Task goal:
Give an exact copy of every line, leaving images out.

START

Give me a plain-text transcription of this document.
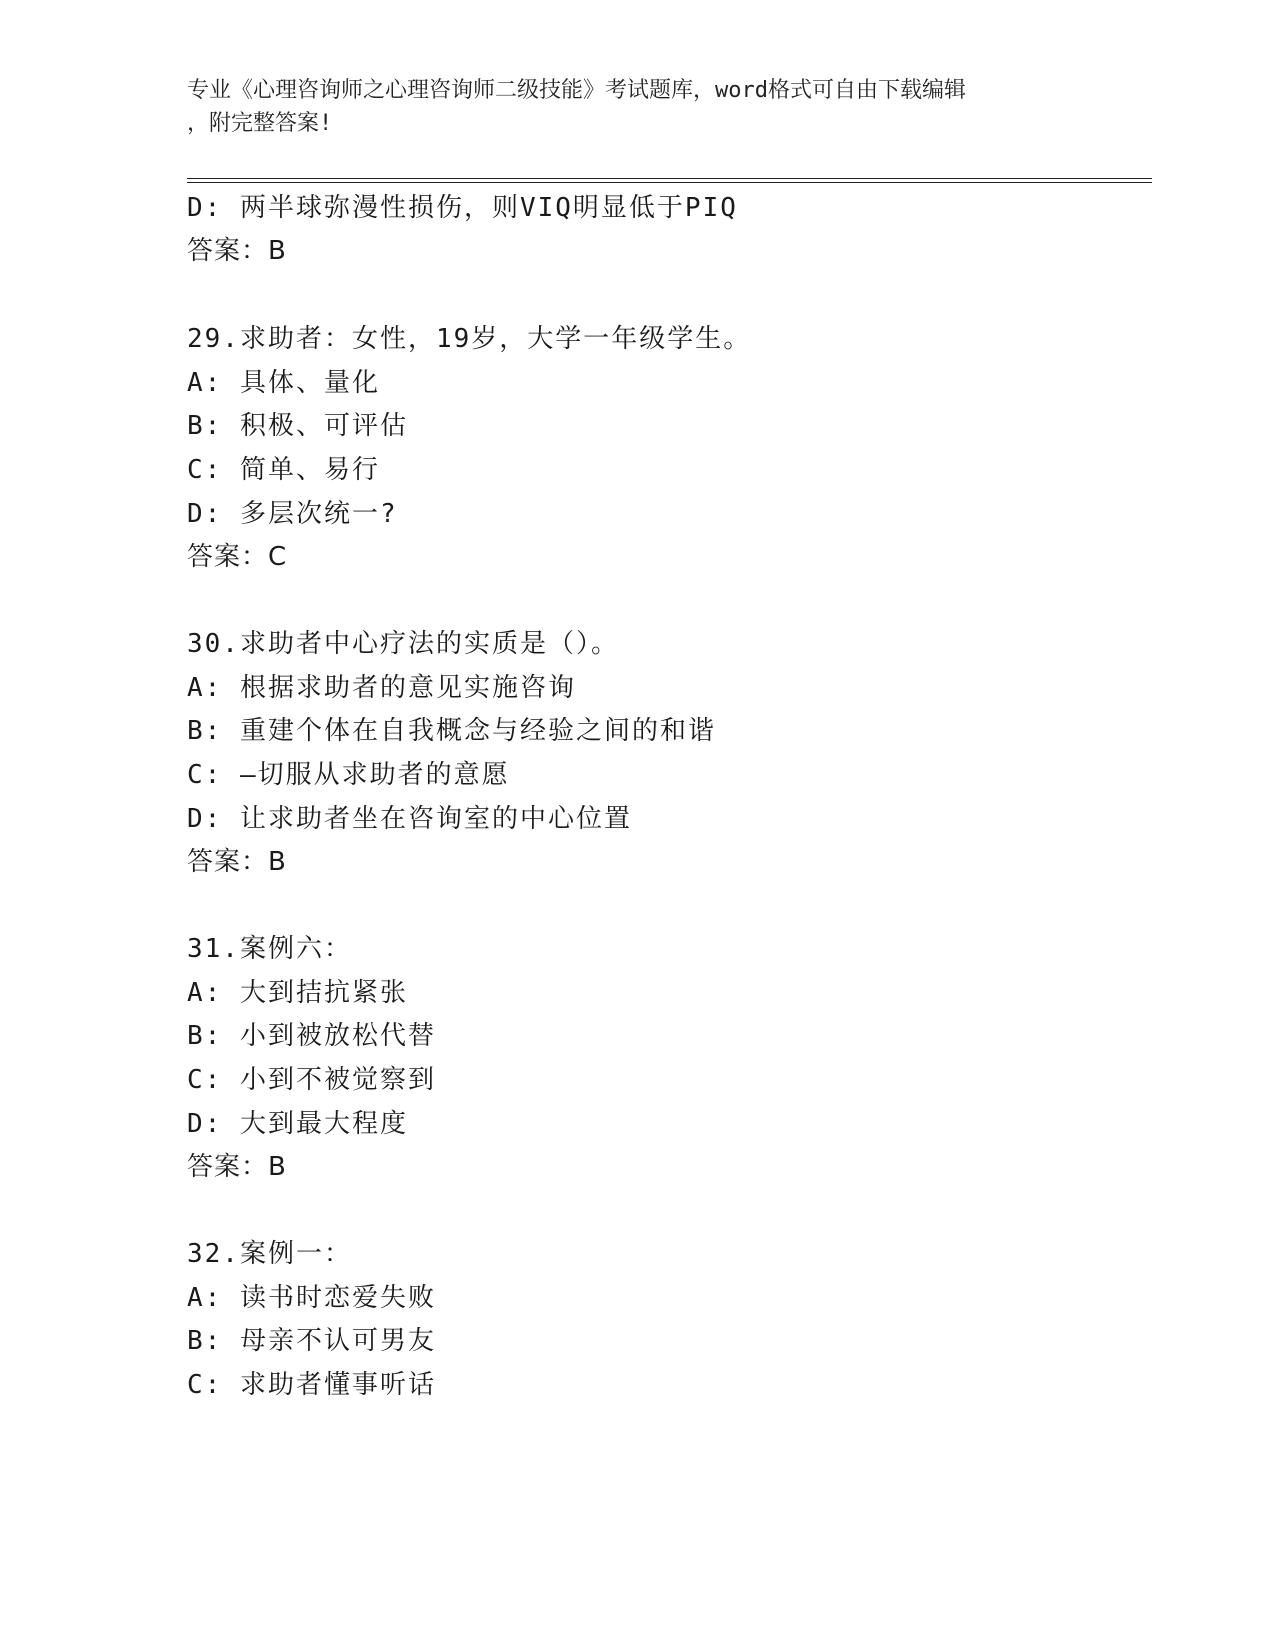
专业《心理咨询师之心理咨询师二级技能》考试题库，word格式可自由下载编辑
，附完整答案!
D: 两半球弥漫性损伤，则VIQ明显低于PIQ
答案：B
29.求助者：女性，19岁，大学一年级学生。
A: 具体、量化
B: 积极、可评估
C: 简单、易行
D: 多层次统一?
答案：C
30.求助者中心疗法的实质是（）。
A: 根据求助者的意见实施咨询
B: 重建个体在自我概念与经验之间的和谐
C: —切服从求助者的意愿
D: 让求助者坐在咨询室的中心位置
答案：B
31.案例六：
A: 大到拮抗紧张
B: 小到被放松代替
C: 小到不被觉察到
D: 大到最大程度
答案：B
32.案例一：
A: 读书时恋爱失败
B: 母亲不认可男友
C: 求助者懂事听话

END

Result of the task:
Give me a plain-text transcription of this document.
专业《心理咨询师之心理咨询师二级技能》考试题库，word格式可自由下载编辑
，附完整答案!
D: 两半球弥漫性损伤，则VIQ明显低于PIQ
答案：B
29.求助者：女性，19岁，大学一年级学生。
A: 具体、量化
B: 积极、可评估
C: 简单、易行
D: 多层次统一?
答案：C
30.求助者中心疗法的实质是（）。
A: 根据求助者的意见实施咨询
B: 重建个体在自我概念与经验之间的和谐
C: —切服从求助者的意愿
D: 让求助者坐在咨询室的中心位置
答案：B
31.案例六：
A: 大到拮抗紧张
B: 小到被放松代替
C: 小到不被觉察到
D: 大到最大程度
答案：B
32.案例一：
A: 读书时恋爱失败
B: 母亲不认可男友
C: 求助者懂事听话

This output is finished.